## Exercice proposé
Reproduisez à l'identique l'ensemble des entrées ci-dessous, ligne par ligne, sans rien y modifier.

(Données extraites d'une collection)
+ + + +
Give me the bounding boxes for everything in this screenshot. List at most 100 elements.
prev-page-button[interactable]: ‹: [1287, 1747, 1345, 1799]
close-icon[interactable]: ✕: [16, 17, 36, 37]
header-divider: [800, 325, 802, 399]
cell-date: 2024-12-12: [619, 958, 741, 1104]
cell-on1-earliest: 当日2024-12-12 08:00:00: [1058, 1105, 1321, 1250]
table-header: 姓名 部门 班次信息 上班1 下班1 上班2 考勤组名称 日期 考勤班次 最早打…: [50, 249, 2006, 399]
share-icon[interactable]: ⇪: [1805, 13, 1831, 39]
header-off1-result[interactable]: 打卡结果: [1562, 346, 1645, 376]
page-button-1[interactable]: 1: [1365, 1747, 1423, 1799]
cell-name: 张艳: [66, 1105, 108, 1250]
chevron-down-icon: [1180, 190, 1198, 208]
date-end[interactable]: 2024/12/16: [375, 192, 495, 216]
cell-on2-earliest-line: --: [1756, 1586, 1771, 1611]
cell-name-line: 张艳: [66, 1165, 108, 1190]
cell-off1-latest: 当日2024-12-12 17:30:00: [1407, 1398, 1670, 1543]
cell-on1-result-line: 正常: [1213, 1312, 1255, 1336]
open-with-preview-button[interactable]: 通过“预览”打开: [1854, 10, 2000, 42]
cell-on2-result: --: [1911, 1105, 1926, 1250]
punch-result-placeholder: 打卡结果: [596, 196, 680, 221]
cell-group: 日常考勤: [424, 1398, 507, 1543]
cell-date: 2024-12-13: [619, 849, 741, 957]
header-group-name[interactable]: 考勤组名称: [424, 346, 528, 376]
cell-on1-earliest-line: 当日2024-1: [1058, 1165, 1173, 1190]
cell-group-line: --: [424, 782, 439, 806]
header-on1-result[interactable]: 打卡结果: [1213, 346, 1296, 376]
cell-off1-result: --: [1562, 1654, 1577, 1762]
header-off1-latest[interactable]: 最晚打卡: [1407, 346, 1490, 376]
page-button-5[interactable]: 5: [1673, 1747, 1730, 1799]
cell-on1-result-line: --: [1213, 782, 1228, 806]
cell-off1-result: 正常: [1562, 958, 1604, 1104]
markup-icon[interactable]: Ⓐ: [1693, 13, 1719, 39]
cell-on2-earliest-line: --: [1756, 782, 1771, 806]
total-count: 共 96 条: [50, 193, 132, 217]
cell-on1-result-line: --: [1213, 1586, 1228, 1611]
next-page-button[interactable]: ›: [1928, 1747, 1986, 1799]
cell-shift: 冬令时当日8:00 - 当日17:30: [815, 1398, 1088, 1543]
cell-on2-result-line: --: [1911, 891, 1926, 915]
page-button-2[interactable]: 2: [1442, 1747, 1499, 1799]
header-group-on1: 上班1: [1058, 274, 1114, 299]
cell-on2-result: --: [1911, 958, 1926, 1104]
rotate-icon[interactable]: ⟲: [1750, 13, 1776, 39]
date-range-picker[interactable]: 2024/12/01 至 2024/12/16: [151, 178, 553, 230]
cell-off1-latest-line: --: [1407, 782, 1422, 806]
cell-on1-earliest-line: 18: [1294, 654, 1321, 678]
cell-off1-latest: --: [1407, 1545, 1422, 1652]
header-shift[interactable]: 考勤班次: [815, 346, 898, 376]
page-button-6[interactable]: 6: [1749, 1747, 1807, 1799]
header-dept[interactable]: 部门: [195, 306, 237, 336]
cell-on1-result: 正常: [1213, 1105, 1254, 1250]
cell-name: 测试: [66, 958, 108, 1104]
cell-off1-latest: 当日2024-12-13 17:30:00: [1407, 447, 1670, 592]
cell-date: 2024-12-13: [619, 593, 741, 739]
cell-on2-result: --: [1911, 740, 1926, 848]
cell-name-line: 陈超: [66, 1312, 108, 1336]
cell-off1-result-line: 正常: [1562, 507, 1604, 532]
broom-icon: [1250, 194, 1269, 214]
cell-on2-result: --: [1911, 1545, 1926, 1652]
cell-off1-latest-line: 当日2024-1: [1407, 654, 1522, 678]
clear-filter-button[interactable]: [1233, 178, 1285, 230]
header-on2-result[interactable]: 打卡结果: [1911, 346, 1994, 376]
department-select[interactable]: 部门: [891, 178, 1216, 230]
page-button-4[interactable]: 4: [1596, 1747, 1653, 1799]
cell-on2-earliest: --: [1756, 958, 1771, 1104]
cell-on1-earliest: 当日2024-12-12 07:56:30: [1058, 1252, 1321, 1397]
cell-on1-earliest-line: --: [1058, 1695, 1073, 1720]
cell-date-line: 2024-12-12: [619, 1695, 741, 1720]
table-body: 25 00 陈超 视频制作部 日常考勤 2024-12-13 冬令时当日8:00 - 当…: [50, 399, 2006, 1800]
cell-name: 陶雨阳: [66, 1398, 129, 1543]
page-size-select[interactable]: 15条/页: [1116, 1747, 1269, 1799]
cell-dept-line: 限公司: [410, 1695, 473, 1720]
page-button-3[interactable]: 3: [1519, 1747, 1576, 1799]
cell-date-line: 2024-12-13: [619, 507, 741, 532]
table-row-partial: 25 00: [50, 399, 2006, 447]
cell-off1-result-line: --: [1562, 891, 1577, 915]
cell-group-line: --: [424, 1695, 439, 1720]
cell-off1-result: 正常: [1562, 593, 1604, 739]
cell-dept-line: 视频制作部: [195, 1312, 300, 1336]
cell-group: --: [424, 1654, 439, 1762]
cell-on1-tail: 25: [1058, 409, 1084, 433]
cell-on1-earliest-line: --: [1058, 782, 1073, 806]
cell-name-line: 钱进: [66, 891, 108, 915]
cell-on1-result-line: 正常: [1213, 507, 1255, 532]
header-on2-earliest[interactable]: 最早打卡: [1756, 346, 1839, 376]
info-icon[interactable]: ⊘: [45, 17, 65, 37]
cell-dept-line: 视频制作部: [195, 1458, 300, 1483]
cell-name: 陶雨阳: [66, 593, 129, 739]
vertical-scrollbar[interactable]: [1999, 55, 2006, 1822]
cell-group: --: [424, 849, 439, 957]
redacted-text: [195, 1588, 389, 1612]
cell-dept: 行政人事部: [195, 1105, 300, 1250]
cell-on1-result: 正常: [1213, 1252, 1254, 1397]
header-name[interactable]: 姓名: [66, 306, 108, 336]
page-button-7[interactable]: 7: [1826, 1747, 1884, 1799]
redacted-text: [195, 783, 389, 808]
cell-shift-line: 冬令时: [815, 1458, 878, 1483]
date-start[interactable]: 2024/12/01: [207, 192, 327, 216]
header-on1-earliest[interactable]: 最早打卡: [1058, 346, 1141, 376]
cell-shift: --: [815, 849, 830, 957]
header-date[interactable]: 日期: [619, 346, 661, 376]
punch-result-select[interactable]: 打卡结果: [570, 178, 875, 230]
+ + + +
## Résultat de l'exercice
Give me the bounding boxes for everything in this screenshot. List at most 100 elements.
prev-page-button[interactable]: ‹: [1287, 1747, 1345, 1799]
close-icon[interactable]: ✕: [16, 17, 36, 37]
header-divider: [800, 325, 802, 399]
cell-date: 2024-12-12: [619, 958, 741, 1104]
cell-on1-earliest: 当日2024-12-12 08:00:00: [1058, 1105, 1321, 1250]
table-header: 姓名 部门 班次信息 上班1 下班1 上班2 考勤组名称 日期 考勤班次 最早打…: [50, 249, 2006, 399]
share-icon[interactable]: ⇪: [1805, 13, 1831, 39]
header-off1-result[interactable]: 打卡结果: [1562, 346, 1645, 376]
page-button-1[interactable]: 1: [1365, 1747, 1423, 1799]
cell-name: 张艳: [66, 1105, 108, 1250]
chevron-down-icon: [1180, 190, 1198, 208]
date-end[interactable]: 2024/12/16: [375, 192, 495, 216]
cell-on2-earliest-line: --: [1756, 1586, 1771, 1611]
cell-name-line: 张艳: [66, 1165, 108, 1190]
cell-off1-latest: 当日2024-12-12 17:30:00: [1407, 1398, 1670, 1543]
cell-on1-result-line: 正常: [1213, 1312, 1255, 1336]
open-with-preview-button[interactable]: 通过“预览”打开: [1854, 10, 2000, 42]
cell-on2-result: --: [1911, 1105, 1926, 1250]
punch-result-placeholder: 打卡结果: [596, 196, 680, 221]
cell-group: 日常考勤: [424, 1398, 507, 1543]
cell-date: 2024-12-13: [619, 849, 741, 957]
header-group-name[interactable]: 考勤组名称: [424, 346, 528, 376]
cell-on1-earliest-line: 当日2024-1: [1058, 1165, 1173, 1190]
cell-group-line: --: [424, 782, 439, 806]
header-on1-result[interactable]: 打卡结果: [1213, 346, 1296, 376]
cell-off1-result: --: [1562, 1654, 1577, 1762]
header-off1-latest[interactable]: 最晚打卡: [1407, 346, 1490, 376]
page-button-5[interactable]: 5: [1673, 1747, 1730, 1799]
cell-on1-result-line: --: [1213, 782, 1228, 806]
cell-off1-result: 正常: [1562, 958, 1604, 1104]
markup-icon[interactable]: Ⓐ: [1693, 13, 1719, 39]
cell-on2-earliest-line: --: [1756, 782, 1771, 806]
total-count: 共 96 条: [50, 193, 132, 217]
cell-on1-result-line: --: [1213, 1586, 1228, 1611]
next-page-button[interactable]: ›: [1928, 1747, 1986, 1799]
cell-shift: 冬令时当日8:00 - 当日17:30: [815, 1398, 1088, 1543]
cell-on2-result-line: --: [1911, 891, 1926, 915]
page-button-2[interactable]: 2: [1442, 1747, 1499, 1799]
header-group-on1: 上班1: [1058, 274, 1114, 299]
cell-on2-result: --: [1911, 958, 1926, 1104]
rotate-icon[interactable]: ⟲: [1750, 13, 1776, 39]
date-range-picker[interactable]: 2024/12/01 至 2024/12/16: [151, 178, 553, 230]
cell-off1-latest-line: --: [1407, 782, 1422, 806]
cell-on1-earliest-line: 18: [1294, 654, 1321, 678]
cell-off1-latest: --: [1407, 1545, 1422, 1652]
header-shift[interactable]: 考勤班次: [815, 346, 898, 376]
page-button-6[interactable]: 6: [1749, 1747, 1807, 1799]
header-dept[interactable]: 部门: [195, 306, 237, 336]
cell-on1-result: 正常: [1213, 1105, 1254, 1250]
cell-name: 测试: [66, 958, 108, 1104]
cell-off1-latest: 当日2024-12-13 17:30:00: [1407, 447, 1670, 592]
cell-date: 2024-12-13: [619, 593, 741, 739]
cell-on2-result: --: [1911, 740, 1926, 848]
cell-name-line: 陈超: [66, 1312, 108, 1336]
cell-off1-result-line: 正常: [1562, 507, 1604, 532]
broom-icon: [1250, 194, 1269, 214]
cell-on2-result: --: [1911, 1545, 1926, 1652]
cell-off1-latest-line: 当日2024-1: [1407, 654, 1522, 678]
clear-filter-button[interactable]: [1233, 178, 1285, 230]
header-on2-result[interactable]: 打卡结果: [1911, 346, 1994, 376]
department-select[interactable]: 部门: [891, 178, 1216, 230]
page-button-4[interactable]: 4: [1596, 1747, 1653, 1799]
cell-on2-earliest: --: [1756, 958, 1771, 1104]
cell-on1-earliest: 当日2024-12-12 07:56:30: [1058, 1252, 1321, 1397]
cell-on1-earliest-line: --: [1058, 1695, 1073, 1720]
cell-date-line: 2024-12-12: [619, 1695, 741, 1720]
table-body: 25 00 陈超 视频制作部 日常考勤 2024-12-13 冬令时当日8:00 - 当…: [50, 399, 2006, 1800]
cell-name: 陶雨阳: [66, 1398, 129, 1543]
page-size-select[interactable]: 15条/页: [1116, 1747, 1269, 1799]
cell-dept-line: 限公司: [410, 1695, 473, 1720]
page-button-3[interactable]: 3: [1519, 1747, 1576, 1799]
cell-date-line: 2024-12-13: [619, 507, 741, 532]
table-row-partial: 25 00: [50, 399, 2006, 447]
cell-off1-result-line: --: [1562, 891, 1577, 915]
cell-group-line: --: [424, 1695, 439, 1720]
cell-off1-result: 正常: [1562, 593, 1604, 739]
cell-dept-line: 视频制作部: [195, 1312, 300, 1336]
cell-group: --: [424, 1654, 439, 1762]
cell-on1-tail: 25: [1058, 409, 1084, 433]
cell-on1-earliest-line: --: [1058, 782, 1073, 806]
cell-name-line: 钱进: [66, 891, 108, 915]
cell-on1-result-line: 正常: [1213, 507, 1255, 532]
header-on2-earliest[interactable]: 最早打卡: [1756, 346, 1839, 376]
info-icon[interactable]: ⊘: [45, 17, 65, 37]
cell-dept-line: 视频制作部: [195, 1458, 300, 1483]
cell-name: 陶雨阳: [66, 593, 129, 739]
vertical-scrollbar[interactable]: [1999, 55, 2006, 1822]
cell-group: --: [424, 849, 439, 957]
redacted-text: [195, 1588, 389, 1612]
cell-dept: 行政人事部: [195, 1105, 300, 1250]
cell-on1-result: 正常: [1213, 1252, 1254, 1397]
header-name[interactable]: 姓名: [66, 306, 108, 336]
page-button-7[interactable]: 7: [1826, 1747, 1884, 1799]
redacted-text: [195, 783, 389, 808]
cell-shift-line: 冬令时: [815, 1458, 878, 1483]
date-start[interactable]: 2024/12/01: [207, 192, 327, 216]
header-on1-earliest[interactable]: 最早打卡: [1058, 346, 1141, 376]
cell-shift: --: [815, 849, 830, 957]
header-date[interactable]: 日期: [619, 346, 661, 376]
punch-result-select[interactable]: 打卡结果: [570, 178, 875, 230]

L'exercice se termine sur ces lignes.